[Raw data]

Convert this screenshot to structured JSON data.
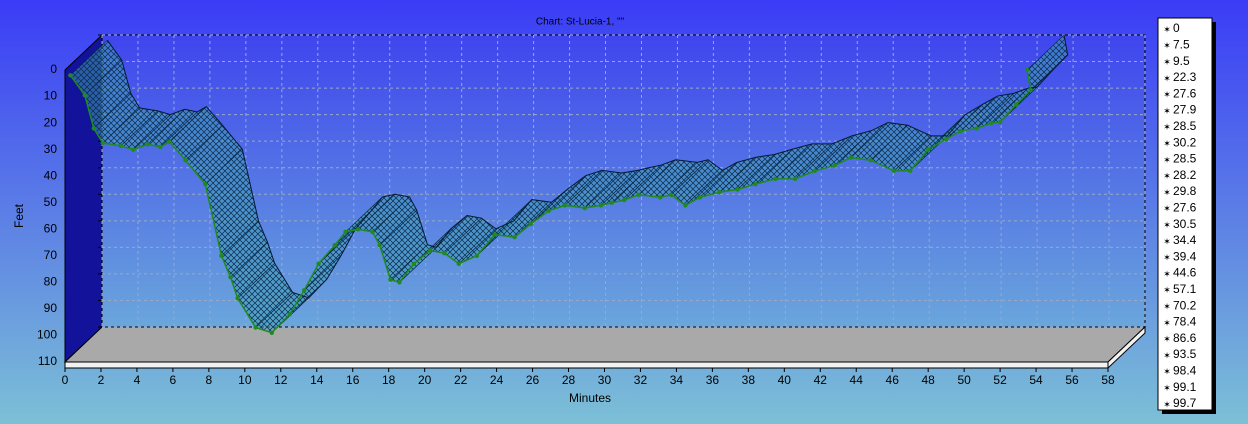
{
  "chart_data": {
    "type": "ribbon",
    "title": "Chart: St-Lucia-1, \"\"",
    "x_label": "Minutes",
    "y_label": "Feet",
    "xlim": [
      0,
      58
    ],
    "xticks": [
      0,
      2,
      4,
      6,
      8,
      10,
      12,
      14,
      16,
      18,
      20,
      22,
      24,
      26,
      28,
      30,
      32,
      34,
      36,
      38,
      40,
      42,
      44,
      46,
      48,
      50,
      52,
      54,
      56,
      58
    ],
    "ylim": [
      110,
      0
    ],
    "yticks": [
      0,
      10,
      20,
      30,
      40,
      50,
      60,
      70,
      80,
      90,
      100,
      110
    ],
    "grid": true,
    "series": [
      {
        "color": "#1f8a1f",
        "x": [
          0.3,
          1.1,
          1.6,
          2.1,
          3.1,
          3.8,
          4.6,
          5.3,
          5.8,
          6.7,
          7.8,
          8.7,
          9.2,
          9.6,
          10.6,
          11.5,
          12.5,
          13.3,
          14.1,
          15,
          15.6,
          16.3,
          17.1,
          17.5,
          18.1,
          18.6,
          19.4,
          20.3,
          21.1,
          21.9,
          22.9,
          23.9,
          25,
          25.9,
          26.9,
          27.8,
          28.9,
          29.8,
          30.4,
          31.1,
          31.9,
          33.1,
          33.7,
          34.5,
          35.3,
          36.4,
          37.4,
          38.4,
          39.5,
          40.6,
          41.7,
          42.8,
          43.7,
          44.8,
          46.1,
          47,
          48,
          49,
          49.8,
          50.7,
          51.5,
          52,
          52.9,
          53.7,
          53.5
        ],
        "values": [
          2,
          9.5,
          22,
          27.5,
          28.6,
          30,
          28,
          29,
          27,
          34,
          43,
          70,
          78,
          86,
          97,
          99,
          92,
          83,
          73,
          66,
          61,
          60,
          61,
          66,
          79,
          80,
          73,
          68,
          69,
          73,
          70,
          62,
          63,
          58,
          53,
          51,
          52,
          51,
          50,
          49,
          47,
          48,
          47,
          51,
          48,
          46,
          45,
          43,
          41,
          41,
          38,
          36,
          33,
          34,
          38,
          38,
          30,
          26,
          23,
          22,
          20,
          19.6,
          13,
          7.5,
          0
        ]
      }
    ],
    "legend": {
      "values": [
        0,
        7.5,
        9.5,
        22.3,
        27.6,
        27.9,
        28.5,
        30.2,
        28.5,
        28.2,
        29.8,
        27.6,
        30.5,
        34.4,
        39.4,
        44.6,
        57.1,
        70.2,
        78.4,
        86.6,
        93.5,
        98.4,
        99.1,
        99.7
      ],
      "colors": [
        "#000000",
        "#000000",
        "#1f8a1f",
        "#1f8a1f",
        "#1f8a1f",
        "#1f8a1f",
        "#1f8a1f",
        "#1f8a1f",
        "#1f8a1f",
        "#1f8a1f",
        "#1f8a1f",
        "#1f8a1f",
        "#1f8a1f",
        "#1f8a1f",
        "#1f8a1f",
        "#1f8a1f",
        "#1f8a1f",
        "#1f8a1f",
        "#1f8a1f",
        "#1f8a1f",
        "#1f8a1f",
        "#1f8a1f",
        "#1f8a1f",
        "#1f8a1f"
      ]
    }
  }
}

[Description of the task] Images in the records should not be copied. Repeat all the rest exactly.

[Written solution]
Convert this screenshot to structured JSON data.
{
  "chart_data": {
    "type": "ribbon",
    "title": "Chart: St-Lucia-1, \"\"",
    "x_label": "Minutes",
    "y_label": "Feet",
    "xlim": [
      0,
      58
    ],
    "xticks": [
      0,
      2,
      4,
      6,
      8,
      10,
      12,
      14,
      16,
      18,
      20,
      22,
      24,
      26,
      28,
      30,
      32,
      34,
      36,
      38,
      40,
      42,
      44,
      46,
      48,
      50,
      52,
      54,
      56,
      58
    ],
    "ylim": [
      110,
      0
    ],
    "yticks": [
      0,
      10,
      20,
      30,
      40,
      50,
      60,
      70,
      80,
      90,
      100,
      110
    ],
    "grid": true,
    "series": [
      {
        "color": "#1f8a1f",
        "x": [
          0.3,
          1.1,
          1.6,
          2.1,
          3.1,
          3.8,
          4.6,
          5.3,
          5.8,
          6.7,
          7.8,
          8.7,
          9.2,
          9.6,
          10.6,
          11.5,
          12.5,
          13.3,
          14.1,
          15,
          15.6,
          16.3,
          17.1,
          17.5,
          18.1,
          18.6,
          19.4,
          20.3,
          21.1,
          21.9,
          22.9,
          23.9,
          25,
          25.9,
          26.9,
          27.8,
          28.9,
          29.8,
          30.4,
          31.1,
          31.9,
          33.1,
          33.7,
          34.5,
          35.3,
          36.4,
          37.4,
          38.4,
          39.5,
          40.6,
          41.7,
          42.8,
          43.7,
          44.8,
          46.1,
          47,
          48,
          49,
          49.8,
          50.7,
          51.5,
          52,
          52.9,
          53.7,
          53.5
        ],
        "values": [
          2,
          9.5,
          22,
          27.5,
          28.6,
          30,
          28,
          29,
          27,
          34,
          43,
          70,
          78,
          86,
          97,
          99,
          92,
          83,
          73,
          66,
          61,
          60,
          61,
          66,
          79,
          80,
          73,
          68,
          69,
          73,
          70,
          62,
          63,
          58,
          53,
          51,
          52,
          51,
          50,
          49,
          47,
          48,
          47,
          51,
          48,
          46,
          45,
          43,
          41,
          41,
          38,
          36,
          33,
          34,
          38,
          38,
          30,
          26,
          23,
          22,
          20,
          19.6,
          13,
          7.5,
          0
        ]
      }
    ],
    "legend": {
      "values": [
        0,
        7.5,
        9.5,
        22.3,
        27.6,
        27.9,
        28.5,
        30.2,
        28.5,
        28.2,
        29.8,
        27.6,
        30.5,
        34.4,
        39.4,
        44.6,
        57.1,
        70.2,
        78.4,
        86.6,
        93.5,
        98.4,
        99.1,
        99.7
      ],
      "colors": [
        "#000000",
        "#000000",
        "#1f8a1f",
        "#1f8a1f",
        "#1f8a1f",
        "#1f8a1f",
        "#1f8a1f",
        "#1f8a1f",
        "#1f8a1f",
        "#1f8a1f",
        "#1f8a1f",
        "#1f8a1f",
        "#1f8a1f",
        "#1f8a1f",
        "#1f8a1f",
        "#1f8a1f",
        "#1f8a1f",
        "#1f8a1f",
        "#1f8a1f",
        "#1f8a1f",
        "#1f8a1f",
        "#1f8a1f",
        "#1f8a1f",
        "#1f8a1f"
      ]
    }
  }
}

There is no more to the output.